» **Provided data**:

::::::

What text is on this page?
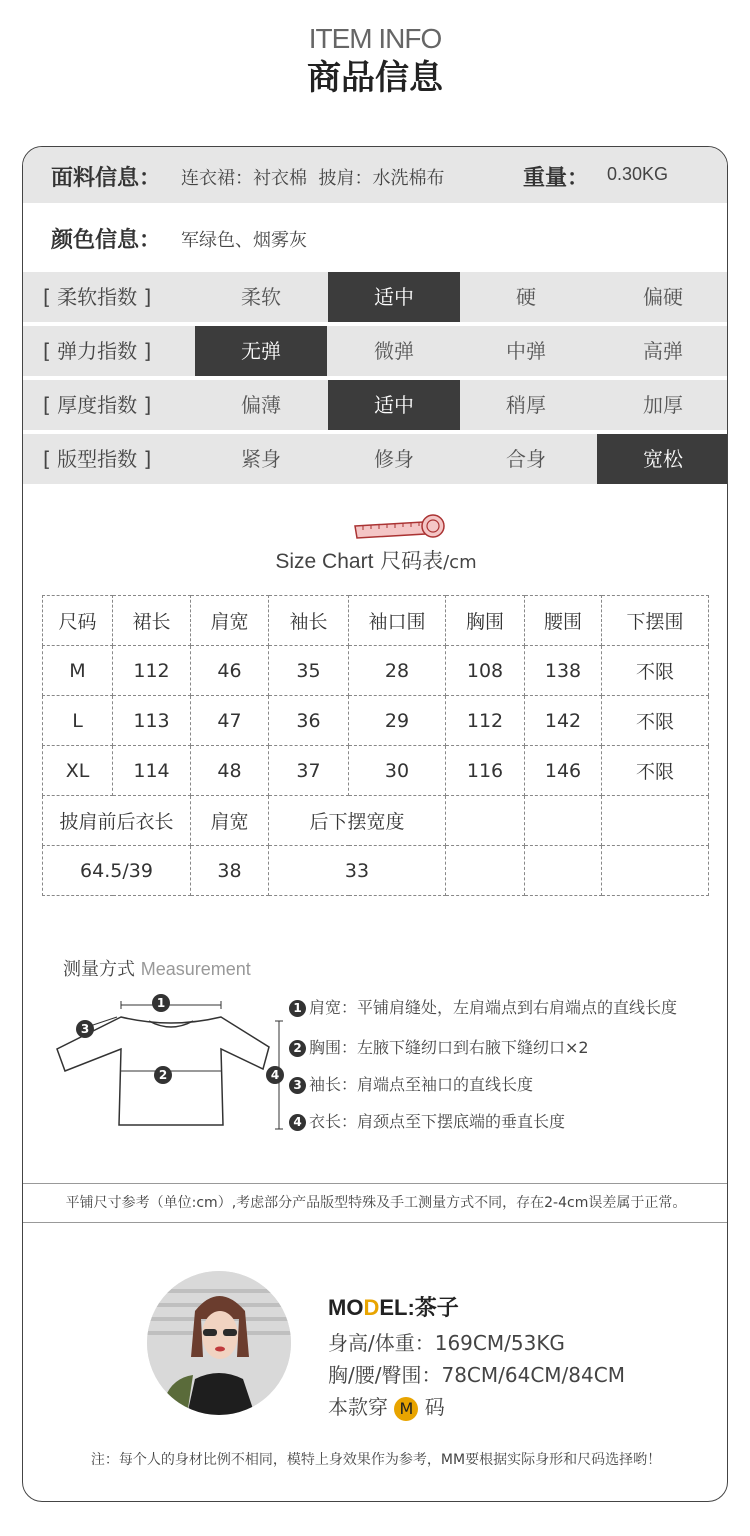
ITEM INFO
商品信息
面料信息： 连衣裙：衬衣棉  披肩：水洗棉布	重量： 0.30KG
颜色信息： 军绿色、烟雾灰
[ 柔软指数 ]	柔软	适中	硬	偏硬
[ 弹力指数 ]	无弹	微弹	中弹	高弹
[ 厚度指数 ]	偏薄	适中	稍厚	加厚
[ 版型指数 ]	紧身	修身	合身	宽松
Size Chart 尺码表/cm
尺码	裙长	肩宽	袖长	袖口围	胸围	腰围	下摆围
M	112	46	35	28	108	138	不限
L	113	47	36	29	112	142	不限
XL	114	48	37	30	116	146	不限
披肩前后衣长		肩宽	后下摆宽度				
64.5/39		38	33				
测量方式 Measurement
1
2
3
4
1 肩宽：平铺肩缝处，左肩端点到右肩端点的直线长度
2 胸围：左腋下缝纫口到右腋下缝纫口×2
3 袖长：肩端点至袖口的直线长度
4 衣长：肩颈点至下摆底端的垂直长度
平铺尺寸参考（单位:cm）,考虑部分产品版型特殊及手工测量方式不同，存在2-4cm误差属于正常。
MODEL:茶子
身高/体重：169CM/53KG
胸/腰/臀围：78CM/64CM/84CM
本款穿 M 码
注：每个人的身材比例不相同，模特上身效果作为参考，MM要根据实际身形和尺码选择哟！
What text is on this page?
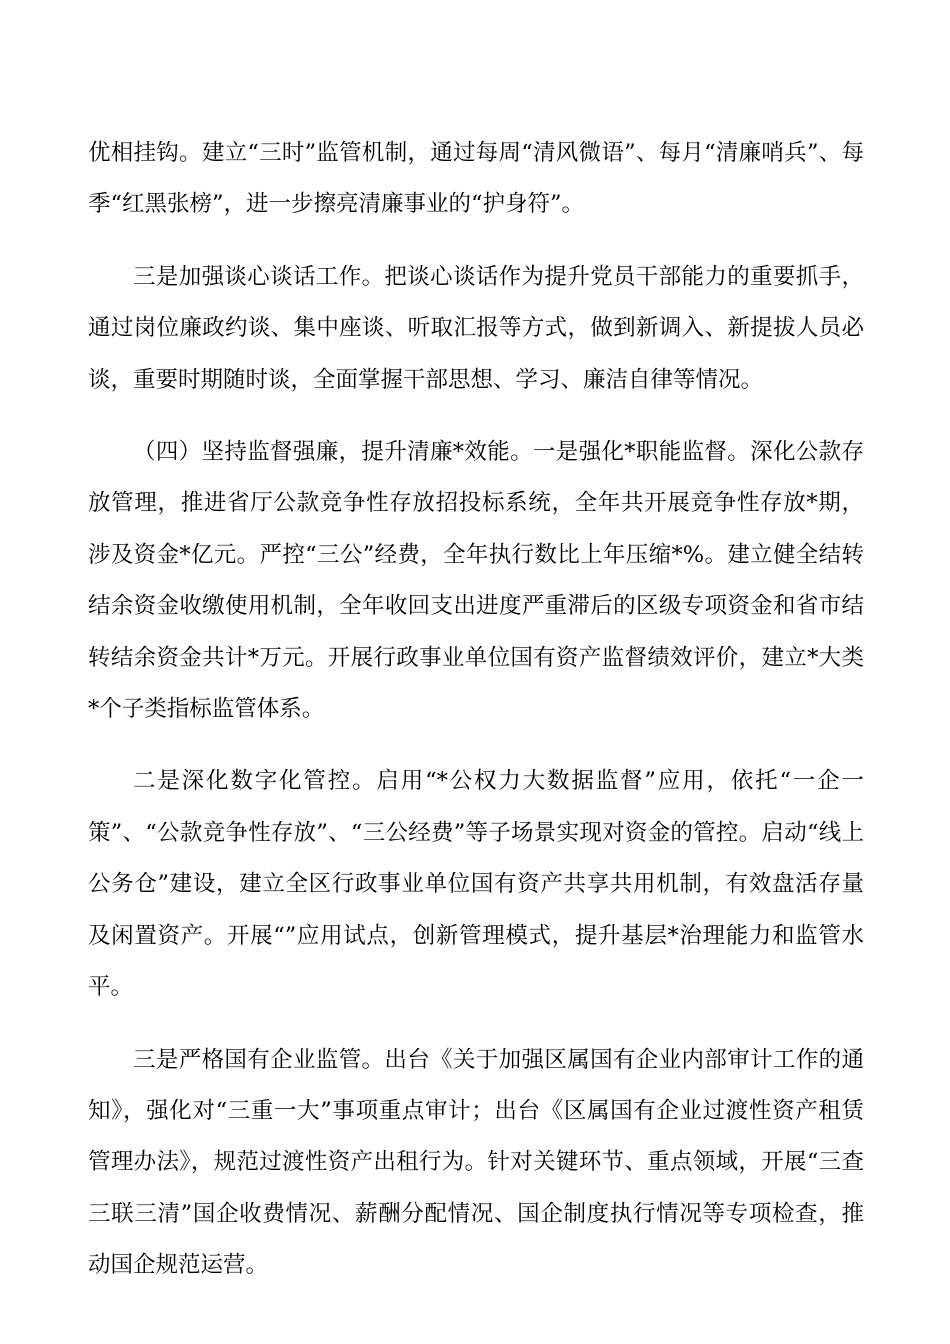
优相挂钩。建立“三时”监管机制，通过每周“清风微语”、每月“清廉哨兵”、每季“红黑张榜”，进一步擦亮清廉事业的“护身符”。

三是加强谈心谈话工作。把谈心谈话作为提升党员干部能力的重要抓手，通过岗位廉政约谈、集中座谈、听取汇报等方式，做到新调入、新提拔人员必谈，重要时期随时谈，全面掌握干部思想、学习、廉洁自律等情况。

（四）坚持监督强廉，提升清廉*效能。一是强化*职能监督。深化公款存放管理，推进省厅公款竞争性存放招投标系统，全年共开展竞争性存放*期，涉及资金*亿元。严控“三公”经费，全年执行数比上年压缩*%。建立健全结转结余资金收缴使用机制，全年收回支出进度严重滞后的区级专项资金和省市结转结余资金共计*万元。开展行政事业单位国有资产监督绩效评价，建立*大类*个子类指标监管体系。

二是深化数字化管控。启用“*公权力大数据监督”应用，依托“一企一策”、“公款竞争性存放”、“三公经费”等子场景实现对资金的管控。启动“线上公务仓”建设，建立全区行政事业单位国有资产共享共用机制，有效盘活存量及闲置资产。开展“”应用试点，创新管理模式，提升基层*治理能力和监管水平。

三是严格国有企业监管。出台《关于加强区属国有企业内部审计工作的通知》，强化对“三重一大”事项重点审计；出台《区属国有企业过渡性资产租赁管理办法》，规范过渡性资产出租行为。针对关键环节、重点领域，开展“三查三联三清”国企收费情况、薪酬分配情况、国企制度执行情况等专项检查，推动国企规范运营。
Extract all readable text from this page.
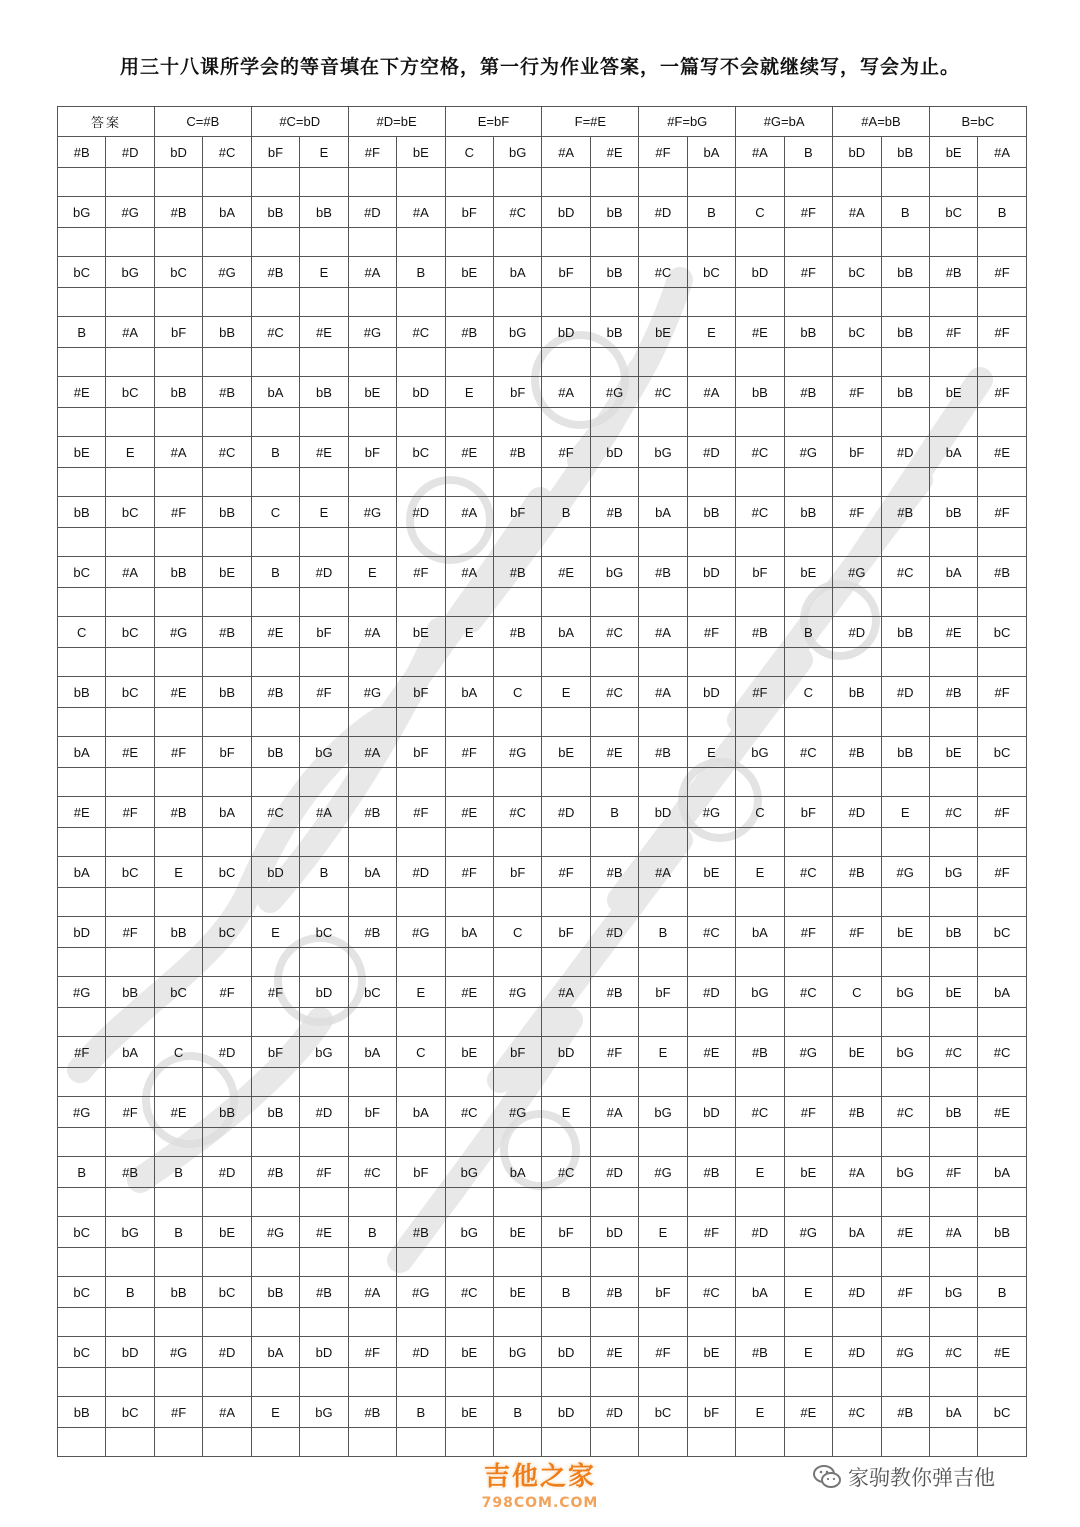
用三十八课所学会的等音填在下方空格，第一行为作业答案，一篇写不会就继续写，写会为止。
答案		C=#B		#C=bD		#D=bE		E=bF		F=#E		#F=bG		#G=bA		#A=bB		B=bC	
#B	#D	bD	#C	bF	E	#F	bE	C	bG	#A	#E	#F	bA	#A	B	bD	bB	bE	#A

bG	#G	#B	bA	bB	bB	#D	#A	bF	#C	bD	bB	#D	B	C	#F	#A	B	bC	B

bC	bG	bC	#G	#B	E	#A	B	bE	bA	bF	bB	#C	bC	bD	#F	bC	bB	#B	#F

B	#A	bF	bB	#C	#E	#G	#C	#B	bG	bD	bB	bE	E	#E	bB	bC	bB	#F	#F

#E	bC	bB	#B	bA	bB	bE	bD	E	bF	#A	#G	#C	#A	bB	#B	#F	bB	bE	#F

bE	E	#A	#C	B	#E	bF	bC	#E	#B	#F	bD	bG	#D	#C	#G	bF	#D	bA	#E

bB	bC	#F	bB	C	E	#G	#D	#A	bF	B	#B	bA	bB	#C	bB	#F	#B	bB	#F

bC	#A	bB	bE	B	#D	E	#F	#A	#B	#E	bG	#B	bD	bF	bE	#G	#C	bA	#B

C	bC	#G	#B	#E	bF	#A	bE	E	#B	bA	#C	#A	#F	#B	B	#D	bB	#E	bC

bB	bC	#E	bB	#B	#F	#G	bF	bA	C	E	#C	#A	bD	#F	C	bB	#D	#B	#F

bA	#E	#F	bF	bB	bG	#A	bF	#F	#G	bE	#E	#B	E	bG	#C	#B	bB	bE	bC

#E	#F	#B	bA	#C	#A	#B	#F	#E	#C	#D	B	bD	#G	C	bF	#D	E	#C	#F

bA	bC	E	bC	bD	B	bA	#D	#F	bF	#F	#B	#A	bE	E	#C	#B	#G	bG	#F

bD	#F	bB	bC	E	bC	#B	#G	bA	C	bF	#D	B	#C	bA	#F	#F	bE	bB	bC

#G	bB	bC	#F	#F	bD	bC	E	#E	#G	#A	#B	bF	#D	bG	#C	C	bG	bE	bA

#F	bA	C	#D	bF	bG	bA	C	bE	bF	bD	#F	E	#E	#B	#G	bE	bG	#C	#C

#G	#F	#E	bB	bB	#D	bF	bA	#C	#G	E	#A	bG	bD	#C	#F	#B	#C	bB	#E

B	#B	B	#D	#B	#F	#C	bF	bG	bA	#C	#D	#G	#B	E	bE	#A	bG	#F	bA

bC	bG	B	bE	#G	#E	B	#B	bG	bE	bF	bD	E	#F	#D	#G	bA	#E	#A	bB

bC	B	bB	bC	bB	#B	#A	#G	#C	bE	B	#B	bF	#C	bA	E	#D	#F	bG	B

bC	bD	#G	#D	bA	bD	#F	#D	bE	bG	bD	#E	#F	bE	#B	E	#D	#G	#C	#E

bB	bC	#F	#A	E	bG	#B	B	bE	B	bD	#D	bC	bF	E	#E	#C	#B	bA	bC

吉他之家
798COM.COM
家驹教你弹吉他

::::::

» **The request**: Reproduce the whole listing exactly, but not the images in it.

» **Problem solution**:
What text is on this page?
ITEM INFO
商品信息
面料信息： 连衣裙：衬衣棉  披肩：水洗棉布	重量： 0.30KG
颜色信息： 军绿色、烟雾灰
[ 柔软指数 ]	柔软	适中	硬	偏硬
[ 弹力指数 ]	无弹	微弹	中弹	高弹
[ 厚度指数 ]	偏薄	适中	稍厚	加厚
[ 版型指数 ]	紧身	修身	合身	宽松
Size Chart 尺码表/cm
尺码	裙长	肩宽	袖长	袖口围	胸围	腰围	下摆围
M	112	46	35	28	108	138	不限
L	113	47	36	29	112	142	不限
XL	114	48	37	30	116	146	不限
披肩前后衣长		肩宽	后下摆宽度				
64.5/39		38	33				
测量方式 Measurement
1
2
3
4
1 肩宽：平铺肩缝处，左肩端点到右肩端点的直线长度
2 胸围：左腋下缝纫口到右腋下缝纫口×2
3 袖长：肩端点至袖口的直线长度
4 衣长：肩颈点至下摆底端的垂直长度
平铺尺寸参考（单位:cm）,考虑部分产品版型特殊及手工测量方式不同，存在2-4cm误差属于正常。
MODEL:茶子
身高/体重：169CM/53KG
胸/腰/臀围：78CM/64CM/84CM
本款穿 M 码
注：每个人的身材比例不相同，模特上身效果作为参考，MM要根据实际身形和尺码选择哟！
What text is on this page?
优相挂钩。建立“三时”监管机制，通过每周“清风微语”、每月“清廉哨兵”、每季“红黑张榜”，进一步擦亮清廉事业的“护身符”。

三是加强谈心谈话工作。把谈心谈话作为提升党员干部能力的重要抓手，通过岗位廉政约谈、集中座谈、听取汇报等方式，做到新调入、新提拔人员必谈，重要时期随时谈，全面掌握干部思想、学习、廉洁自律等情况。

（四）坚持监督强廉，提升清廉*效能。一是强化*职能监督。深化公款存放管理，推进省厅公款竞争性存放招投标系统，全年共开展竞争性存放*期，涉及资金*亿元。严控“三公”经费，全年执行数比上年压缩*%。建立健全结转结余资金收缴使用机制，全年收回支出进度严重滞后的区级专项资金和省市结转结余资金共计*万元。开展行政事业单位国有资产监督绩效评价，建立*大类*个子类指标监管体系。

二是深化数字化管控。启用“*公权力大数据监督”应用，依托“一企一策”、“公款竞争性存放”、“三公经费”等子场景实现对资金的管控。启动“线上公务仓”建设，建立全区行政事业单位国有资产共享共用机制，有效盘活存量及闲置资产。开展“”应用试点，创新管理模式，提升基层*治理能力和监管水平。

三是严格国有企业监管。出台《关于加强区属国有企业内部审计工作的通知》，强化对“三重一大”事项重点审计；出台《区属国有企业过渡性资产租赁管理办法》，规范过渡性资产出租行为。针对关键环节、重点领域，开展“三查三联三清”国企收费情况、薪酬分配情况、国企制度执行情况等专项检查，推动国企规范运营。
Extract all readable text from this page.
用三十八课所学会的等音填在下方空格，第一行为作业答案，一篇写不会就继续写，写会为止。
答案		C=#B		#C=bD		#D=bE		E=bF		F=#E		#F=bG		#G=bA		#A=bB		B=bC	
#B	#D	bD	#C	bF	E	#F	bE	C	bG	#A	#E	#F	bA	#A	B	bD	bB	bE	#A

bG	#G	#B	bA	bB	bB	#D	#A	bF	#C	bD	bB	#D	B	C	#F	#A	B	bC	B

bC	bG	bC	#G	#B	E	#A	B	bE	bA	bF	bB	#C	bC	bD	#F	bC	bB	#B	#F

B	#A	bF	bB	#C	#E	#G	#C	#B	bG	bD	bB	bE	E	#E	bB	bC	bB	#F	#F

#E	bC	bB	#B	bA	bB	bE	bD	E	bF	#A	#G	#C	#A	bB	#B	#F	bB	bE	#F

bE	E	#A	#C	B	#E	bF	bC	#E	#B	#F	bD	bG	#D	#C	#G	bF	#D	bA	#E

bB	bC	#F	bB	C	E	#G	#D	#A	bF	B	#B	bA	bB	#C	bB	#F	#B	bB	#F

bC	#A	bB	bE	B	#D	E	#F	#A	#B	#E	bG	#B	bD	bF	bE	#G	#C	bA	#B

C	bC	#G	#B	#E	bF	#A	bE	E	#B	bA	#C	#A	#F	#B	B	#D	bB	#E	bC

bB	bC	#E	bB	#B	#F	#G	bF	bA	C	E	#C	#A	bD	#F	C	bB	#D	#B	#F

bA	#E	#F	bF	bB	bG	#A	bF	#F	#G	bE	#E	#B	E	bG	#C	#B	bB	bE	bC

#E	#F	#B	bA	#C	#A	#B	#F	#E	#C	#D	B	bD	#G	C	bF	#D	E	#C	#F

bA	bC	E	bC	bD	B	bA	#D	#F	bF	#F	#B	#A	bE	E	#C	#B	#G	bG	#F

bD	#F	bB	bC	E	bC	#B	#G	bA	C	bF	#D	B	#C	bA	#F	#F	bE	bB	bC

#G	bB	bC	#F	#F	bD	bC	E	#E	#G	#A	#B	bF	#D	bG	#C	C	bG	bE	bA

#F	bA	C	#D	bF	bG	bA	C	bE	bF	bD	#F	E	#E	#B	#G	bE	bG	#C	#C

#G	#F	#E	bB	bB	#D	bF	bA	#C	#G	E	#A	bG	bD	#C	#F	#B	#C	bB	#E

B	#B	B	#D	#B	#F	#C	bF	bG	bA	#C	#D	#G	#B	E	bE	#A	bG	#F	bA

bC	bG	B	bE	#G	#E	B	#B	bG	bE	bF	bD	E	#F	#D	#G	bA	#E	#A	bB

bC	B	bB	bC	bB	#B	#A	#G	#C	bE	B	#B	bF	#C	bA	E	#D	#F	bG	B

bC	bD	#G	#D	bA	bD	#F	#D	bE	bG	bD	#E	#F	bE	#B	E	#D	#G	#C	#E

bB	bC	#F	#A	E	bG	#B	B	bE	B	bD	#D	bC	bF	E	#E	#C	#B	bA	bC

吉他之家
798COM.COM
家驹教你弹吉他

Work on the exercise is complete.